■ Given instruction
Where a line of the listing below includes the word "piControl", reproduce that line.

■ Dataset listings of figures
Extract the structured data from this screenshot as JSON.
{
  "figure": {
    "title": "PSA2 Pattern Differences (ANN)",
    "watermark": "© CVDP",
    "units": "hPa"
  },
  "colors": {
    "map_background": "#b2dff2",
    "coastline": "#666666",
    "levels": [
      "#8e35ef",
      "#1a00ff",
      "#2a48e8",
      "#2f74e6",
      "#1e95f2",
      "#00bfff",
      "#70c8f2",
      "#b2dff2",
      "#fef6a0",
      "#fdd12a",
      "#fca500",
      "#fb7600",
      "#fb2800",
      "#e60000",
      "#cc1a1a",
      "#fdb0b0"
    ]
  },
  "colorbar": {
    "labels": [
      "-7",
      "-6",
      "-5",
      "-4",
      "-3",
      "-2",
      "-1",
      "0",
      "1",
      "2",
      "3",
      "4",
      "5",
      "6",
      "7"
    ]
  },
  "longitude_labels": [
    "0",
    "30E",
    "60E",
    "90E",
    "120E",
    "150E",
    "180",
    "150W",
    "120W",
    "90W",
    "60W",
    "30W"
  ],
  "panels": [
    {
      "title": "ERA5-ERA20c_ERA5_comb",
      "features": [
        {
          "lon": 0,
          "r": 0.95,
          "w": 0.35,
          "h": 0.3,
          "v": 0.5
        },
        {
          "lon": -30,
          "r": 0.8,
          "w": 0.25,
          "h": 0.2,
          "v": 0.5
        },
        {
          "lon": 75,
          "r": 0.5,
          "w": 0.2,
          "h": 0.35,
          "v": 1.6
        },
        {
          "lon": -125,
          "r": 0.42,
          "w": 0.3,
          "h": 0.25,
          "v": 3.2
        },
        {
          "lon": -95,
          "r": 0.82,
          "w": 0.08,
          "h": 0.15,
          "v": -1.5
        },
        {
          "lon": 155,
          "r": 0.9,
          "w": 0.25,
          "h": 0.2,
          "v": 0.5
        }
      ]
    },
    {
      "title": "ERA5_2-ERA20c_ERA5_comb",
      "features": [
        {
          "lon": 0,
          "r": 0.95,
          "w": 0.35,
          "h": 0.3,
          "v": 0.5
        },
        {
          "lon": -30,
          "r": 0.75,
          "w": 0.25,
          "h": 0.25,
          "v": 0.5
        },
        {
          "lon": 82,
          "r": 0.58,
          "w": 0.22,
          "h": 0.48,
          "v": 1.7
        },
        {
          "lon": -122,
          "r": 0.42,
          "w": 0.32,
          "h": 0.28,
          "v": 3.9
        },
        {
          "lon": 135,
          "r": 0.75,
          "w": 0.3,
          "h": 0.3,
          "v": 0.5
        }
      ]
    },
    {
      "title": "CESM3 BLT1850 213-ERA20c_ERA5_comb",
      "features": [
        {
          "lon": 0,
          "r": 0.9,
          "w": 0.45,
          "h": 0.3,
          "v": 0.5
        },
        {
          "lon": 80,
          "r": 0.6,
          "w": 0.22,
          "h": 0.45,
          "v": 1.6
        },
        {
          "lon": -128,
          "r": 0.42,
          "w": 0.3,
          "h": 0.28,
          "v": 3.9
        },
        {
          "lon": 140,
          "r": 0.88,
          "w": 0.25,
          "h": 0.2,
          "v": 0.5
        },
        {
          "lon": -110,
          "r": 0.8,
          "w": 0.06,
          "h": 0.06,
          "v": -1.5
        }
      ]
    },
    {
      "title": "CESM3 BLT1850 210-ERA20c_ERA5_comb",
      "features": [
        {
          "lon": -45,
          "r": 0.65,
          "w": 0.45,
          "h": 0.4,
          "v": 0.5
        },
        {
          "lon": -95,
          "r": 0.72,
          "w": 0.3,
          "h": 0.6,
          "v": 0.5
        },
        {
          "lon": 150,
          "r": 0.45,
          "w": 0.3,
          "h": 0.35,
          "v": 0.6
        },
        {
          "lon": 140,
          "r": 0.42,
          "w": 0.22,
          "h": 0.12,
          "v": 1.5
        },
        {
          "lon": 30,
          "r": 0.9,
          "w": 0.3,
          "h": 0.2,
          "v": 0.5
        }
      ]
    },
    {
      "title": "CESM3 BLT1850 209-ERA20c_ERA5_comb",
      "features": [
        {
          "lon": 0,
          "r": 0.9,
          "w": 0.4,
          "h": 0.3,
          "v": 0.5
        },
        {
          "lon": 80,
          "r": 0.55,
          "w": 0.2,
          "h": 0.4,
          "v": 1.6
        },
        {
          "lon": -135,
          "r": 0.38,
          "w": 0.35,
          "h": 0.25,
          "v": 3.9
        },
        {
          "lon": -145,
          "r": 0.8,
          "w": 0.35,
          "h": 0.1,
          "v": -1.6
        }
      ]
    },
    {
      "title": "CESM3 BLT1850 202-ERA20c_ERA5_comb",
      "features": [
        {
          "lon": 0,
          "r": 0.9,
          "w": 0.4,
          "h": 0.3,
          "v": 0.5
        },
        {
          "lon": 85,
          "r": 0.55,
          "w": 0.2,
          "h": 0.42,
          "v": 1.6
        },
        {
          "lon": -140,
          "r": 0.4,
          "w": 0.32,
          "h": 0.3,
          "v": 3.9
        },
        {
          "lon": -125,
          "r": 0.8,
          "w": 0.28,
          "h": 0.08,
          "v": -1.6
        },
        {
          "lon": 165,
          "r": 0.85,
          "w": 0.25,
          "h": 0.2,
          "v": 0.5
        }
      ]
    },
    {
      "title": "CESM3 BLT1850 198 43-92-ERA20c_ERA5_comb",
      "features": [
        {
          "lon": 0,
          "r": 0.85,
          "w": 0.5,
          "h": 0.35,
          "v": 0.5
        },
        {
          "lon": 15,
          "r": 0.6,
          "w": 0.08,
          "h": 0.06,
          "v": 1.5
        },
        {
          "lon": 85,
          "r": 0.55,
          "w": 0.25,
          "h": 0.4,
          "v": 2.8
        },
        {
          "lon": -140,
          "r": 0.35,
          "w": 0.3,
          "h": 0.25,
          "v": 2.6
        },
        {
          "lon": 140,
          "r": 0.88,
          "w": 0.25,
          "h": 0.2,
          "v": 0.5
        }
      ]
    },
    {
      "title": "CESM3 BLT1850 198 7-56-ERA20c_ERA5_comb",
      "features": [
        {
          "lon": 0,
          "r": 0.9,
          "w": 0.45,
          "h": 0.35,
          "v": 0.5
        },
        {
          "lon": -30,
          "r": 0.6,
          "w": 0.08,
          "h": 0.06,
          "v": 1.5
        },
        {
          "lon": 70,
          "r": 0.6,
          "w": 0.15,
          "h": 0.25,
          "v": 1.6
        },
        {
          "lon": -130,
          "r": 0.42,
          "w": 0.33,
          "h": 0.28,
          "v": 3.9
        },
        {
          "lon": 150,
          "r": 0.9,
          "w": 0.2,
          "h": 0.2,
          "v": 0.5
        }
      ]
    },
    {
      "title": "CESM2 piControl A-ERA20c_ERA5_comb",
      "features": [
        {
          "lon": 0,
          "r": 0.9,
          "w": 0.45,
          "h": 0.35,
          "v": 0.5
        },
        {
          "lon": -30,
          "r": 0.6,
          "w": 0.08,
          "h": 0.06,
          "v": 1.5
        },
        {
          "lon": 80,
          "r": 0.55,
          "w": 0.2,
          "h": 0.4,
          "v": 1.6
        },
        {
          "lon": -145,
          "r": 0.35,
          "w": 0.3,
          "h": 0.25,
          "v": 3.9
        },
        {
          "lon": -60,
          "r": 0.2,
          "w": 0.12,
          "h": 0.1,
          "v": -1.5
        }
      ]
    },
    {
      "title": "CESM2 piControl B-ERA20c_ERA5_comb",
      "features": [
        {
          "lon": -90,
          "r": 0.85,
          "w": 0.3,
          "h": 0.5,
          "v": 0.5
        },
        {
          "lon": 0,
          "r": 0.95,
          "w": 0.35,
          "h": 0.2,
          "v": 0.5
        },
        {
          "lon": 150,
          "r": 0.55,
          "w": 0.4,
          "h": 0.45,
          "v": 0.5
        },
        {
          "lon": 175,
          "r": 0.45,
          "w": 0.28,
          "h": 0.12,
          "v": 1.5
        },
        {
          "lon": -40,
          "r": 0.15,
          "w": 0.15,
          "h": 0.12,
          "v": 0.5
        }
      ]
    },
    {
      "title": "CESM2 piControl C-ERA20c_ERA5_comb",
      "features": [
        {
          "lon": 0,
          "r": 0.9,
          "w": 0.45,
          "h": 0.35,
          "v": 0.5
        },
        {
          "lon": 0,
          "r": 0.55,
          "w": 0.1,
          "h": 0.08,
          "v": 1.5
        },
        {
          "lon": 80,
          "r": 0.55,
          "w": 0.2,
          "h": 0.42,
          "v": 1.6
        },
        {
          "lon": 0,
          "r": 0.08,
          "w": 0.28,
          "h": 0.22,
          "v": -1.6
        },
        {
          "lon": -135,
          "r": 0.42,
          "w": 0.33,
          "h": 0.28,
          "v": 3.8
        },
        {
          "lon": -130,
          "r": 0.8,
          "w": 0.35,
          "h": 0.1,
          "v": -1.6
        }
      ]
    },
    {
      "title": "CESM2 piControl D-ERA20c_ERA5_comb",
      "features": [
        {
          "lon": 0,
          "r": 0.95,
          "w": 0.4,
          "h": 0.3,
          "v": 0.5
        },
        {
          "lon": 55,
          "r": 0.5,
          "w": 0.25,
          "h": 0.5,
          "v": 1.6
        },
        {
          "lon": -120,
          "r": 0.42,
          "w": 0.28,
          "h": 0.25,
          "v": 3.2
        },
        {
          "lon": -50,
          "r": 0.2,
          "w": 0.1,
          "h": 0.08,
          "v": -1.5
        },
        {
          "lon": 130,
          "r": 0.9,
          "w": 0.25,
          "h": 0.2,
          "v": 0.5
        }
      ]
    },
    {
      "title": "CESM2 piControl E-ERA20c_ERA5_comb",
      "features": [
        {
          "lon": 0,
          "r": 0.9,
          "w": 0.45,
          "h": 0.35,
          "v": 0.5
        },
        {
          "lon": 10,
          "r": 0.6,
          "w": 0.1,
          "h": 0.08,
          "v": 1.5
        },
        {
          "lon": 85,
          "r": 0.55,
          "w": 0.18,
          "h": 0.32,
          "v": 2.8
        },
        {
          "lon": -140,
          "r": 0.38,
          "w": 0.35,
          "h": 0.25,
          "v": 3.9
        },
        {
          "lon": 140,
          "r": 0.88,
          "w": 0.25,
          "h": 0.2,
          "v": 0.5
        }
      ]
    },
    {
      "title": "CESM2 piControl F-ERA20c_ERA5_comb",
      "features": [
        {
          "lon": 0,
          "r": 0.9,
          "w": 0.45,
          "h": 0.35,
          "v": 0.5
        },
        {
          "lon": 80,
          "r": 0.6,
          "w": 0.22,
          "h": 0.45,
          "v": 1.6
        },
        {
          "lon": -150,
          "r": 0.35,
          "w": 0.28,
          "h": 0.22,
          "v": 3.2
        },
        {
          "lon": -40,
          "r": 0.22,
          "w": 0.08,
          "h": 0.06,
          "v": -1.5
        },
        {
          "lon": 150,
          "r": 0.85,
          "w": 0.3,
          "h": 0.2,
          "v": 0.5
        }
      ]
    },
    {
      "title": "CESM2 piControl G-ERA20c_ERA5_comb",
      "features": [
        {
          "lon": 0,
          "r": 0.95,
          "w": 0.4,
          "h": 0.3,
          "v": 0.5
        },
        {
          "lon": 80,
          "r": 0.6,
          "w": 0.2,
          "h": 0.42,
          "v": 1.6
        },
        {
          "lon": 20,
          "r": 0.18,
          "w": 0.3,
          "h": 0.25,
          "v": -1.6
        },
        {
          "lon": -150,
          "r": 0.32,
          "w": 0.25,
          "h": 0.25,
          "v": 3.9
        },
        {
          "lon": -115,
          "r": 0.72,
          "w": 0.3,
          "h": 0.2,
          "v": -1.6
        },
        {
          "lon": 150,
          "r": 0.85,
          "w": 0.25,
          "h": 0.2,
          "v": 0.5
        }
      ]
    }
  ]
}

■ Result of the task
      "title": "CESM2 piControl A-ERA20c_ERA5_comb",
      "title": "CESM2 piControl B-ERA20c_ERA5_comb",
      "title": "CESM2 piControl C-ERA20c_ERA5_comb",
      "title": "CESM2 piControl D-ERA20c_ERA5_comb",
      "title": "CESM2 piControl E-ERA20c_ERA5_comb",
      "title": "CESM2 piControl F-ERA20c_ERA5_comb",
      "title": "CESM2 piControl G-ERA20c_ERA5_comb",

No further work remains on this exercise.